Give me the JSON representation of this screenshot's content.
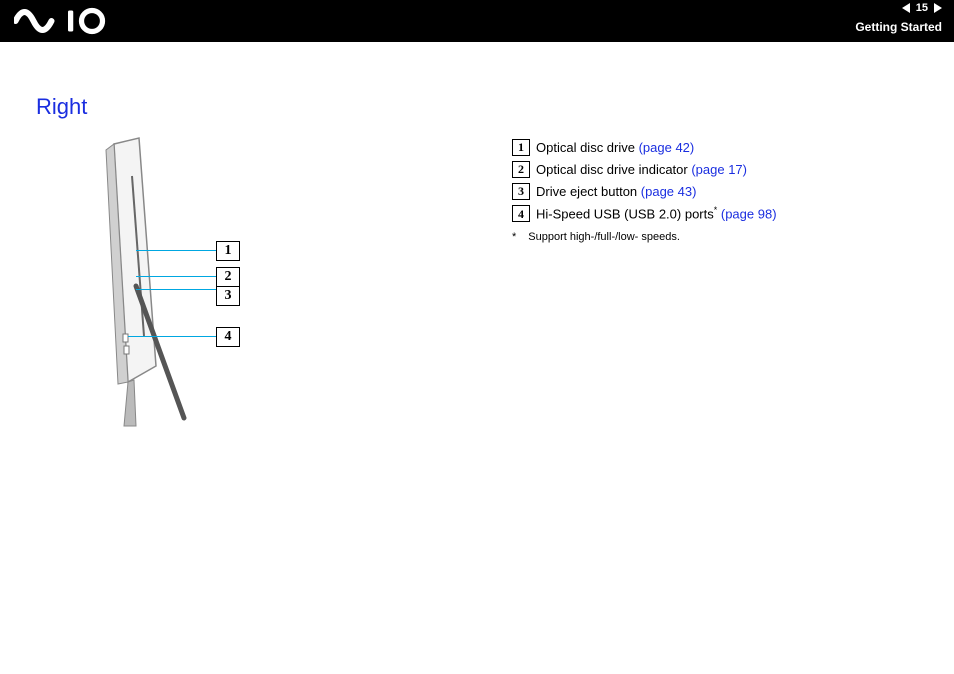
{
  "header": {
    "page_number": "15",
    "section": "Getting Started"
  },
  "title": "Right",
  "callouts": {
    "c1": "1",
    "c2": "2",
    "c3": "3",
    "c4": "4"
  },
  "legend": {
    "items": [
      {
        "num": "1",
        "text": "Optical disc drive ",
        "ref": "(page 42)"
      },
      {
        "num": "2",
        "text": "Optical disc drive indicator ",
        "ref": "(page 17)"
      },
      {
        "num": "3",
        "text": "Drive eject button ",
        "ref": "(page 43)"
      },
      {
        "num": "4",
        "text": "Hi-Speed USB (USB 2.0) ports",
        "sup": "*",
        "post": " ",
        "ref": "(page 98)"
      }
    ],
    "footnote_mark": "*",
    "footnote_text": "Support high-/full-/low- speeds."
  }
}
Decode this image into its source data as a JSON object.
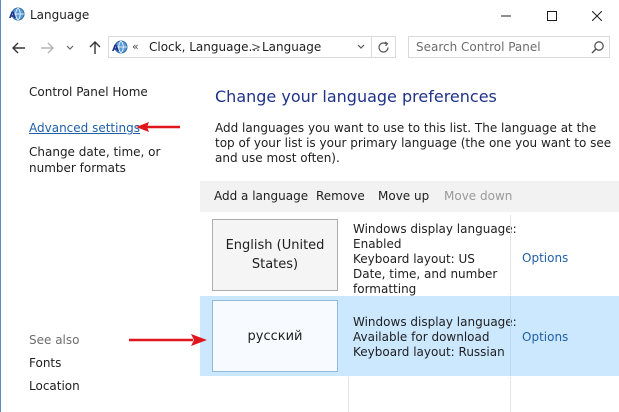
{
  "window": {
    "title": "Language",
    "icon": "language-globe-icon",
    "controls": [
      "minimize-icon",
      "maximize-icon",
      "close-icon"
    ]
  },
  "address_bar": {
    "overflow": "«",
    "crumbs": [
      "Clock, Language...",
      "Language"
    ],
    "separator": ">",
    "search_placeholder": "Search Control Panel"
  },
  "left_pane": {
    "home": "Control Panel Home",
    "advanced_settings": "Advanced settings",
    "change_date": "Change date, time, or number formats",
    "see_also": "See also",
    "fonts": "Fonts",
    "location": "Location"
  },
  "main": {
    "title": "Change your language preferences",
    "description": "Add languages you want to use to this list. The language at the top of your list is your primary language (the one you want to see and use most often).",
    "toolbar": {
      "add": "Add a language",
      "remove": "Remove",
      "move_up": "Move up",
      "move_down": "Move down"
    },
    "languages": [
      {
        "name": "English (United States)",
        "info": [
          "Windows display language:",
          "Enabled",
          "Keyboard layout: US",
          "Date, time, and number",
          "formatting"
        ],
        "options": "Options",
        "selected": false
      },
      {
        "name": "русский",
        "info": [
          "Windows display language:",
          "Available for download",
          "Keyboard layout: Russian"
        ],
        "options": "Options",
        "selected": true
      }
    ]
  },
  "colors": {
    "link": "#1f5fa8",
    "heading": "#1e3287",
    "selection": "#cce8ff",
    "annotation_arrow": "#e0161d"
  }
}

^^^^^^^^

Reproduce all of the entries word for word, skipping any pictures they hold.

Response to this task:
Give me the JSON representation of this screenshot's content.
{
  "header": {
    "page_number": "15",
    "section": "Getting Started"
  },
  "title": "Right",
  "callouts": {
    "c1": "1",
    "c2": "2",
    "c3": "3",
    "c4": "4"
  },
  "legend": {
    "items": [
      {
        "num": "1",
        "text": "Optical disc drive ",
        "ref": "(page 42)"
      },
      {
        "num": "2",
        "text": "Optical disc drive indicator ",
        "ref": "(page 17)"
      },
      {
        "num": "3",
        "text": "Drive eject button ",
        "ref": "(page 43)"
      },
      {
        "num": "4",
        "text": "Hi-Speed USB (USB 2.0) ports",
        "sup": "*",
        "post": " ",
        "ref": "(page 98)"
      }
    ],
    "footnote_mark": "*",
    "footnote_text": "Support high-/full-/low- speeds."
  }
}
Decode this image into its source data as a JSON object.
{
  "window": {
    "title": "Language",
    "icon": "language-globe-icon",
    "controls": [
      "minimize-icon",
      "maximize-icon",
      "close-icon"
    ]
  },
  "address_bar": {
    "overflow": "«",
    "crumbs": [
      "Clock, Language...",
      "Language"
    ],
    "separator": ">",
    "search_placeholder": "Search Control Panel"
  },
  "left_pane": {
    "home": "Control Panel Home",
    "advanced_settings": "Advanced settings",
    "change_date": "Change date, time, or number formats",
    "see_also": "See also",
    "fonts": "Fonts",
    "location": "Location"
  },
  "main": {
    "title": "Change your language preferences",
    "description": "Add languages you want to use to this list. The language at the top of your list is your primary language (the one you want to see and use most often).",
    "toolbar": {
      "add": "Add a language",
      "remove": "Remove",
      "move_up": "Move up",
      "move_down": "Move down"
    },
    "languages": [
      {
        "name": "English (United States)",
        "info": [
          "Windows display language:",
          "Enabled",
          "Keyboard layout: US",
          "Date, time, and number",
          "formatting"
        ],
        "options": "Options",
        "selected": false
      },
      {
        "name": "русский",
        "info": [
          "Windows display language:",
          "Available for download",
          "Keyboard layout: Russian"
        ],
        "options": "Options",
        "selected": true
      }
    ]
  },
  "colors": {
    "link": "#1f5fa8",
    "heading": "#1e3287",
    "selection": "#cce8ff",
    "annotation_arrow": "#e0161d"
  }
}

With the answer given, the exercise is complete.